→ **EXERCISE OBJECTIVE**
Extract every entry word for word.
::: DATA FOR THIS EXERCISE
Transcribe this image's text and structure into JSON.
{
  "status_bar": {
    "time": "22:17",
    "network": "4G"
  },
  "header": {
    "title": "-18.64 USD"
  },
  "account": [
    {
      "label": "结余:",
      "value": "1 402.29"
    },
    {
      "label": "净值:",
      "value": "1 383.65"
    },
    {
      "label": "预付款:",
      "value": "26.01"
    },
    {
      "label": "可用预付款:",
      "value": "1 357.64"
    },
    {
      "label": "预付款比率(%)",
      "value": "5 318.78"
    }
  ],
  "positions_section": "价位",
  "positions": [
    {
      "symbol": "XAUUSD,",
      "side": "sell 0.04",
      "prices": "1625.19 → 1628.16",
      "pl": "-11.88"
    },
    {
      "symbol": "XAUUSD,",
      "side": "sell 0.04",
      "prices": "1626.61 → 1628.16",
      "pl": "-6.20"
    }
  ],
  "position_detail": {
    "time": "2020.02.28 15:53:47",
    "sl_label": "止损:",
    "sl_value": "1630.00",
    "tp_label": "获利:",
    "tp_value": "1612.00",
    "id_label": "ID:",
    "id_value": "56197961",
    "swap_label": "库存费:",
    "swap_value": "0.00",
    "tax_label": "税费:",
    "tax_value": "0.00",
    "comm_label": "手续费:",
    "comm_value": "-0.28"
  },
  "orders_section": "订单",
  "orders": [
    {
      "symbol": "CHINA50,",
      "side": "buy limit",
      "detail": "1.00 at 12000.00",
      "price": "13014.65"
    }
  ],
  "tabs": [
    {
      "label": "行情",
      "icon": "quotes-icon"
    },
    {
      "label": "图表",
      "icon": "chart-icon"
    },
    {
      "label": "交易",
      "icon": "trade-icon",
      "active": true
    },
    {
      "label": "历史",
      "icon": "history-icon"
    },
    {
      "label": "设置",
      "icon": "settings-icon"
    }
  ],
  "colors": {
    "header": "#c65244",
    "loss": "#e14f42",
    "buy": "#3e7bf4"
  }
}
::::::
→ **EXERCISE ANSWER**
Transcribe this image's text and structure into JSON.
{
  "status_bar": {
    "time": "22:17",
    "network": "4G"
  },
  "header": {
    "title": "-18.64 USD"
  },
  "account": [
    {
      "label": "结余:",
      "value": "1 402.29"
    },
    {
      "label": "净值:",
      "value": "1 383.65"
    },
    {
      "label": "预付款:",
      "value": "26.01"
    },
    {
      "label": "可用预付款:",
      "value": "1 357.64"
    },
    {
      "label": "预付款比率(%)",
      "value": "5 318.78"
    }
  ],
  "positions_section": "价位",
  "positions": [
    {
      "symbol": "XAUUSD,",
      "side": "sell 0.04",
      "prices": "1625.19 → 1628.16",
      "pl": "-11.88"
    },
    {
      "symbol": "XAUUSD,",
      "side": "sell 0.04",
      "prices": "1626.61 → 1628.16",
      "pl": "-6.20"
    }
  ],
  "position_detail": {
    "time": "2020.02.28 15:53:47",
    "sl_label": "止损:",
    "sl_value": "1630.00",
    "tp_label": "获利:",
    "tp_value": "1612.00",
    "id_label": "ID:",
    "id_value": "56197961",
    "swap_label": "库存费:",
    "swap_value": "0.00",
    "tax_label": "税费:",
    "tax_value": "0.00",
    "comm_label": "手续费:",
    "comm_value": "-0.28"
  },
  "orders_section": "订单",
  "orders": [
    {
      "symbol": "CHINA50,",
      "side": "buy limit",
      "detail": "1.00 at 12000.00",
      "price": "13014.65"
    }
  ],
  "tabs": [
    {
      "label": "行情",
      "icon": "quotes-icon"
    },
    {
      "label": "图表",
      "icon": "chart-icon"
    },
    {
      "label": "交易",
      "icon": "trade-icon",
      "active": true
    },
    {
      "label": "历史",
      "icon": "history-icon"
    },
    {
      "label": "设置",
      "icon": "settings-icon"
    }
  ],
  "colors": {
    "header": "#c65244",
    "loss": "#e14f42",
    "buy": "#3e7bf4"
  }
}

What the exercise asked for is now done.